## What you are asked to do
Output the material below unchanged, apart from leaving out the pictures.

## Supplied data
============================================================

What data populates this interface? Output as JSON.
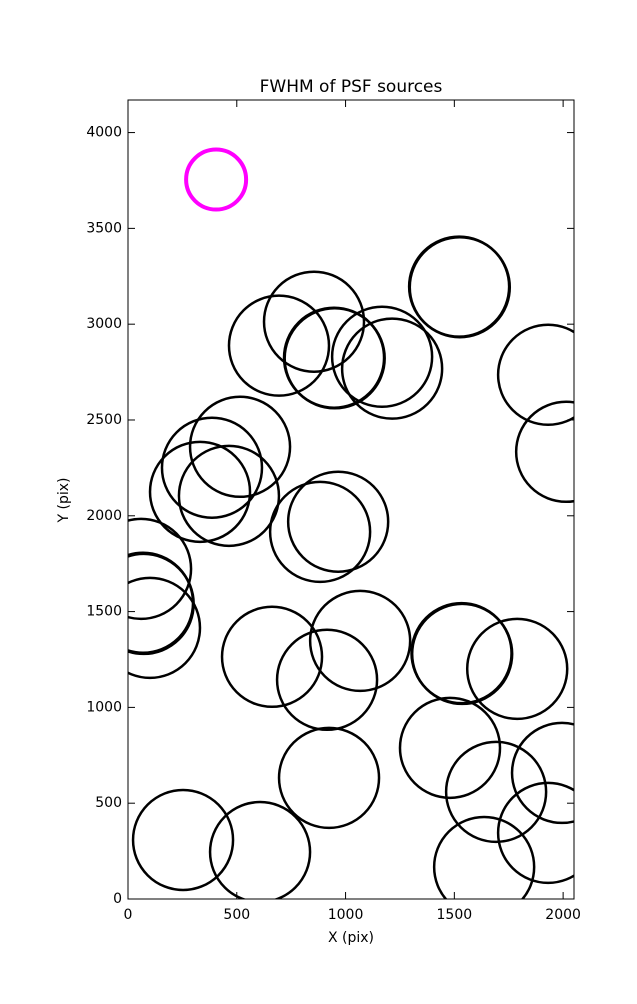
{
  "chart_data": {
    "type": "scatter",
    "title": "FWHM of PSF sources",
    "x_label": "X (pix)",
    "y_label": "Y (pix)",
    "xlim": [
      0,
      2050
    ],
    "ylim": [
      0,
      4170
    ],
    "xticks": [
      0,
      500,
      1000,
      1500,
      2000
    ],
    "yticks": [
      0,
      500,
      1000,
      1500,
      2000,
      2500,
      3000,
      3500,
      4000
    ],
    "series": [
      {
        "color": "#000000",
        "x": [
          1522,
          1525,
          855,
          694,
          947,
          950,
          1168,
          1214,
          1931,
          2014,
          515,
          386,
          331,
          464,
          966,
          883,
          60,
          69,
          72,
          101,
          1536,
          1533,
          1067,
          662,
          915,
          1789,
          1480,
          1995,
          1692,
          924,
          1931,
          1637,
          253,
          607
        ],
        "values": [
          3196,
          3193,
          3013,
          2888,
          2825,
          2822,
          2830,
          2768,
          2736,
          2334,
          2360,
          2251,
          2125,
          2104,
          1969,
          1916,
          1723,
          1546,
          1540,
          1415,
          1279,
          1283,
          1347,
          1264,
          1144,
          1201,
          789,
          658,
          559,
          632,
          345,
          167,
          308,
          245
        ]
      },
      {
        "color": "#ff00ff",
        "x": [
          405
        ],
        "values": [
          3755
        ]
      }
    ]
  }
}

============================================================

## Exercise solution
What data populates this interface? Output as JSON.
{
  "chart_data": {
    "type": "scatter",
    "title": "FWHM of PSF sources",
    "x_label": "X (pix)",
    "y_label": "Y (pix)",
    "xlim": [
      0,
      2050
    ],
    "ylim": [
      0,
      4170
    ],
    "xticks": [
      0,
      500,
      1000,
      1500,
      2000
    ],
    "yticks": [
      0,
      500,
      1000,
      1500,
      2000,
      2500,
      3000,
      3500,
      4000
    ],
    "series": [
      {
        "color": "#000000",
        "x": [
          1522,
          1525,
          855,
          694,
          947,
          950,
          1168,
          1214,
          1931,
          2014,
          515,
          386,
          331,
          464,
          966,
          883,
          60,
          69,
          72,
          101,
          1536,
          1533,
          1067,
          662,
          915,
          1789,
          1480,
          1995,
          1692,
          924,
          1931,
          1637,
          253,
          607
        ],
        "values": [
          3196,
          3193,
          3013,
          2888,
          2825,
          2822,
          2830,
          2768,
          2736,
          2334,
          2360,
          2251,
          2125,
          2104,
          1969,
          1916,
          1723,
          1546,
          1540,
          1415,
          1279,
          1283,
          1347,
          1264,
          1144,
          1201,
          789,
          658,
          559,
          632,
          345,
          167,
          308,
          245
        ]
      },
      {
        "color": "#ff00ff",
        "x": [
          405
        ],
        "values": [
          3755
        ]
      }
    ]
  }
}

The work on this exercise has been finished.